### [WHAT YOU SHOULD DO]
Of the lines in these entries, how many contain the string "项目成果"? Give the number and nothing else.

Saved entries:
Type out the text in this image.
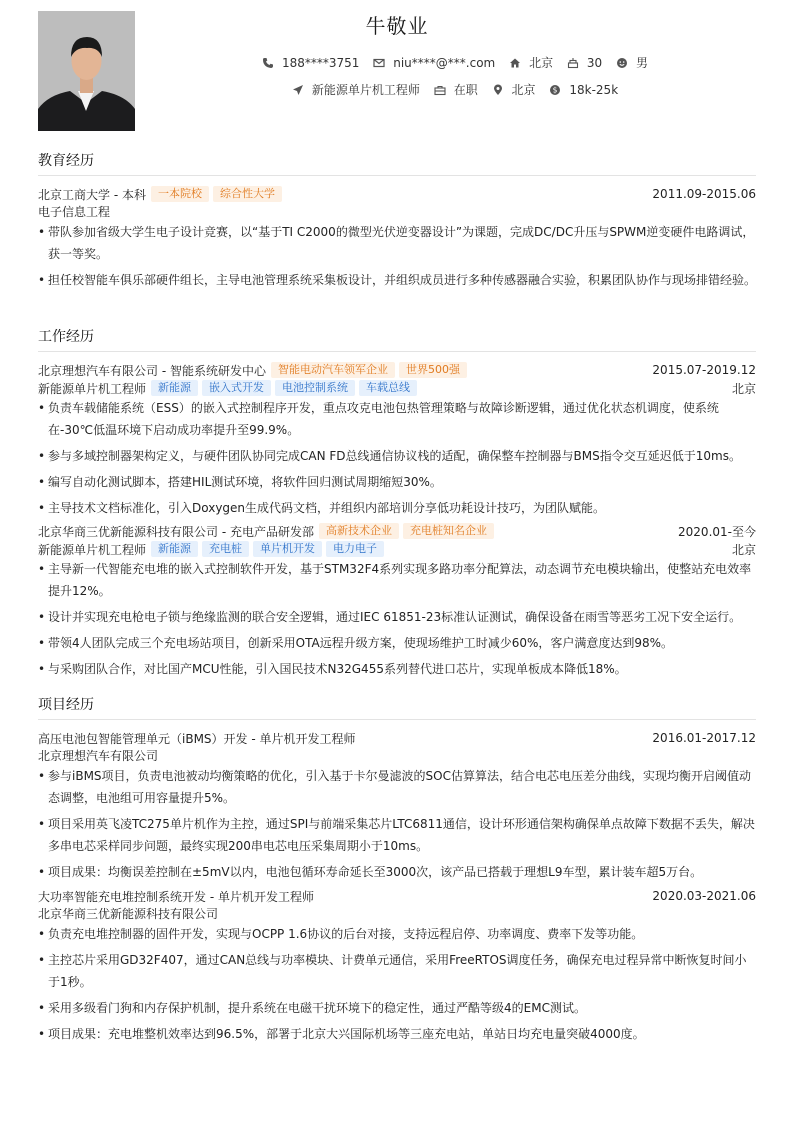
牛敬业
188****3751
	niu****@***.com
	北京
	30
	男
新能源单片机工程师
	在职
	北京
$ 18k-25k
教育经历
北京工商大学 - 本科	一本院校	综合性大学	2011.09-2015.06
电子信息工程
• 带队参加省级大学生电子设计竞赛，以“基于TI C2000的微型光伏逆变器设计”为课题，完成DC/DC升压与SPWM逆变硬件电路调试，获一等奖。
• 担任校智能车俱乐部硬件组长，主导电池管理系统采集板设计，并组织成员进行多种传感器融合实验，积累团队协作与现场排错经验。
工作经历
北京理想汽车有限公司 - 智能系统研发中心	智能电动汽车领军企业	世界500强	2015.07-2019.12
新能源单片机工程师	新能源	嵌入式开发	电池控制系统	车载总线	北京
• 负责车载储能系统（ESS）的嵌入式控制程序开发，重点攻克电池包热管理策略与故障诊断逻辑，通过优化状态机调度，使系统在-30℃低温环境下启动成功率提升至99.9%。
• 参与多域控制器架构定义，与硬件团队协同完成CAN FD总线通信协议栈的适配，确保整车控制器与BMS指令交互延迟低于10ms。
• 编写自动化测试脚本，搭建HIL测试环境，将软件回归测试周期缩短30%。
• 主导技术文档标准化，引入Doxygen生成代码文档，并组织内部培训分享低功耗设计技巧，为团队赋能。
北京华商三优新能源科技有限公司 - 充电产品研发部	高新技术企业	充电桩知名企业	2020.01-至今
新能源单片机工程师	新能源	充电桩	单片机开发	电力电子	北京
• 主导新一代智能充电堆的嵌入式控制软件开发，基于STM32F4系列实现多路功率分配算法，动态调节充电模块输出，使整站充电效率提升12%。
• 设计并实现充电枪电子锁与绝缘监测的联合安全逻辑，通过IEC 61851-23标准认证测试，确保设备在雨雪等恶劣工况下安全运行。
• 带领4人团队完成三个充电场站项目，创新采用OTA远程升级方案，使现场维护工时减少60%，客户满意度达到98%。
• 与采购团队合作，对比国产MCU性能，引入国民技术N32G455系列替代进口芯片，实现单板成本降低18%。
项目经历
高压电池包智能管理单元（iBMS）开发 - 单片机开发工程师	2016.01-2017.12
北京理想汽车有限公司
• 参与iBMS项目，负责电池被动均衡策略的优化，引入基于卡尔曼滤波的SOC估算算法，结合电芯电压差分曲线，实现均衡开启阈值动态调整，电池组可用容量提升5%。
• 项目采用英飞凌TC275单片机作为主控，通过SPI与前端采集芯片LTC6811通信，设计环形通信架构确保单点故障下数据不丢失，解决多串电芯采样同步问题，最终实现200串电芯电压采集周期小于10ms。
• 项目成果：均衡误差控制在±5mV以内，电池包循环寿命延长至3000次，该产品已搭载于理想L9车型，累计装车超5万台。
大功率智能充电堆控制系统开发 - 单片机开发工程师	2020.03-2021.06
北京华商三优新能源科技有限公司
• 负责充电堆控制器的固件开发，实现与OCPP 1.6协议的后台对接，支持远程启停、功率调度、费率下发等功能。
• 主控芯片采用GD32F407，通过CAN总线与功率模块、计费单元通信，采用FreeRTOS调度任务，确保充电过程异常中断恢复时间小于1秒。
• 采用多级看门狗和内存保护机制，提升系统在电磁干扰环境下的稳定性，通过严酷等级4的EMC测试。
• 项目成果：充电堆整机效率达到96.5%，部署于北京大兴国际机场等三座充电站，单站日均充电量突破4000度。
---
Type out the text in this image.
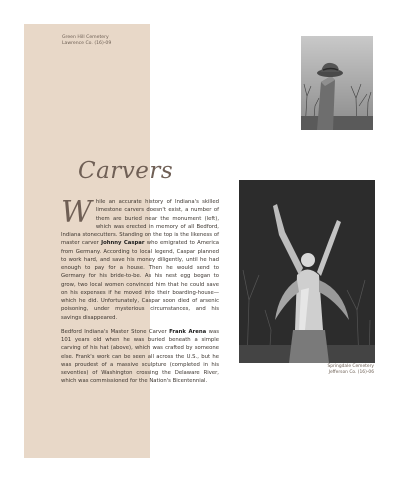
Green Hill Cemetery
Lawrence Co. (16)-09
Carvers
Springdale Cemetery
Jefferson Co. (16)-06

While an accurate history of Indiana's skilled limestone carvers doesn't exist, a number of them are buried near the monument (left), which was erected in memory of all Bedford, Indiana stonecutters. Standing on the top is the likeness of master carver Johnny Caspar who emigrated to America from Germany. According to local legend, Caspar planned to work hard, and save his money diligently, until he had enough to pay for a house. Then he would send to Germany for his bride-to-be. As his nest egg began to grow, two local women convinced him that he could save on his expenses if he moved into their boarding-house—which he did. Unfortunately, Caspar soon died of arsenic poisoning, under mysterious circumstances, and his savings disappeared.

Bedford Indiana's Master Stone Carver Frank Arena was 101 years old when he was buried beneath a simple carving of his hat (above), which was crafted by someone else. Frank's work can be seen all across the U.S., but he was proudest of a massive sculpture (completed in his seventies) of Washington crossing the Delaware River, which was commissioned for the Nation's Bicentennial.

### [ANSWER IN FULL]
2